DATASET ROWS:
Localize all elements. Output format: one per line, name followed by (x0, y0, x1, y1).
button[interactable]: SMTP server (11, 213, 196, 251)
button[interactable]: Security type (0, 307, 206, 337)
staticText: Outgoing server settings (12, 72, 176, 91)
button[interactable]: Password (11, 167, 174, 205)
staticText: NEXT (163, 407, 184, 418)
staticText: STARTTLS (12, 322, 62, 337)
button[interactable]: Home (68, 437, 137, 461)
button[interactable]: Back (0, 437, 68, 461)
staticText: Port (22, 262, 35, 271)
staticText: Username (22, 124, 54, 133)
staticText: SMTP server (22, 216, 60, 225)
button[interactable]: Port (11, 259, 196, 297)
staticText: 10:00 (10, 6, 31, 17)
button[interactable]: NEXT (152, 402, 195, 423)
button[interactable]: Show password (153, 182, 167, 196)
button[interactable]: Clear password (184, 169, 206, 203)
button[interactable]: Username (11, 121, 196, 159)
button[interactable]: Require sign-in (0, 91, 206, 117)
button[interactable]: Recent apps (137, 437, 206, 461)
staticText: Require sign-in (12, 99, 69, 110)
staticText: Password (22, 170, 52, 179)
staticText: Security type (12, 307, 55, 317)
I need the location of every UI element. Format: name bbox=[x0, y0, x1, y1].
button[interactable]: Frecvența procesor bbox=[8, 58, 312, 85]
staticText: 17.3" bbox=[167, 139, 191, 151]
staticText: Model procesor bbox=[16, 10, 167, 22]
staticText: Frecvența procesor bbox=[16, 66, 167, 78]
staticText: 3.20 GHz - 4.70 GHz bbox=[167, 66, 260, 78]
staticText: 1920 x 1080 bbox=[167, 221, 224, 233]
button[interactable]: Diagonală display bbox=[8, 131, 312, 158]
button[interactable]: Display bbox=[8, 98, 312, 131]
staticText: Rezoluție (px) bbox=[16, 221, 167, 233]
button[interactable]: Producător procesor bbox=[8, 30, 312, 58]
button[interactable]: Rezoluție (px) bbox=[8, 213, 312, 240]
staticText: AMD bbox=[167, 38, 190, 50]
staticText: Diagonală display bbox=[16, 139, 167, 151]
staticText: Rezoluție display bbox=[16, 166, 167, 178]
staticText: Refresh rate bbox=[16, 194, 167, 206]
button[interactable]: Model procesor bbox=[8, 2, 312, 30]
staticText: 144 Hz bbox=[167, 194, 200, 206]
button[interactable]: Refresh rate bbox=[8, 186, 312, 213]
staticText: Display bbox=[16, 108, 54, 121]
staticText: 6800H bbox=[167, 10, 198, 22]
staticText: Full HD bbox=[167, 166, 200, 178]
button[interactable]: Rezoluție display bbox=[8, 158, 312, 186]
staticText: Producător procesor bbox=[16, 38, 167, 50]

PROBLEM DETAILS:
Can you turn all of the data above into a JSON list of strings, one string per line, leaving out any blank lines?

TASK ANSWER:
[
  "Localize all elements. Output format: one per line, name followed by (x0, y0, x1, y1).",
  "button[interactable]: SMTP server (11, 213, 196, 251)",
  "button[interactable]: Security type (0, 307, 206, 337)",
  "staticText: Outgoing server settings (12, 72, 176, 91)",
  "button[interactable]: Password (11, 167, 174, 205)",
  "staticText: NEXT (163, 407, 184, 418)",
  "staticText: STARTTLS (12, 322, 62, 337)",
  "button[interactable]: Home (68, 437, 137, 461)",
  "button[interactable]: Back (0, 437, 68, 461)",
  "staticText: Port (22, 262, 35, 271)",
  "staticText: Username (22, 124, 54, 133)",
  "staticText: SMTP server (22, 216, 60, 225)",
  "button[interactable]: Port (11, 259, 196, 297)",
  "staticText: 10:00 (10, 6, 31, 17)",
  "button[interactable]: NEXT (152, 402, 195, 423)",
  "button[interactable]: Show password (153, 182, 167, 196)",
  "button[interactable]: Clear password (184, 169, 206, 203)",
  "button[interactable]: Username (11, 121, 196, 159)",
  "button[interactable]: Require sign-in (0, 91, 206, 117)",
  "button[interactable]: Recent apps (137, 437, 206, 461)",
  "staticText: Require sign-in (12, 99, 69, 110)",
  "staticText: Password (22, 170, 52, 179)",
  "staticText: Security type (12, 307, 55, 317)",
  "I need the location of every UI element. Format: name bbox=[x0, y0, x1, y1].",
  "button[interactable]: Frecvența procesor bbox=[8, 58, 312, 85]",
  "staticText: 17.3\" bbox=[167, 139, 191, 151]",
  "staticText: Model procesor bbox=[16, 10, 167, 22]",
  "staticText: Frecvența procesor bbox=[16, 66, 167, 78]",
  "staticText: 3.20 GHz - 4.70 GHz bbox=[167, 66, 260, 78]",
  "staticText: 1920 x 1080 bbox=[167, 221, 224, 233]",
  "button[interactable]: Diagonală display bbox=[8, 131, 312, 158]",
  "button[interactable]: Display bbox=[8, 98, 312, 131]",
  "staticText: Rezoluție (px) bbox=[16, 221, 167, 233]",
  "button[interactable]: Producător procesor bbox=[8, 30, 312, 58]",
  "button[interactable]: Rezoluție (px) bbox=[8, 213, 312, 240]",
  "staticText: AMD bbox=[167, 38, 190, 50]",
  "staticText: Diagonală display bbox=[16, 139, 167, 151]",
  "staticText: Rezoluție display bbox=[16, 166, 167, 178]",
  "staticText: Refresh rate bbox=[16, 194, 167, 206]",
  "button[interactable]: Model procesor bbox=[8, 2, 312, 30]",
  "staticText: 144 Hz bbox=[167, 194, 200, 206]",
  "button[interactable]: Refresh rate bbox=[8, 186, 312, 213]",
  "staticText: Display bbox=[16, 108, 54, 121]",
  "staticText: 6800H bbox=[167, 10, 198, 22]",
  "staticText: Full HD bbox=[167, 166, 200, 178]",
  "button[interactable]: Rezoluție display bbox=[8, 158, 312, 186]",
  "staticText: Producător procesor bbox=[16, 38, 167, 50]"
]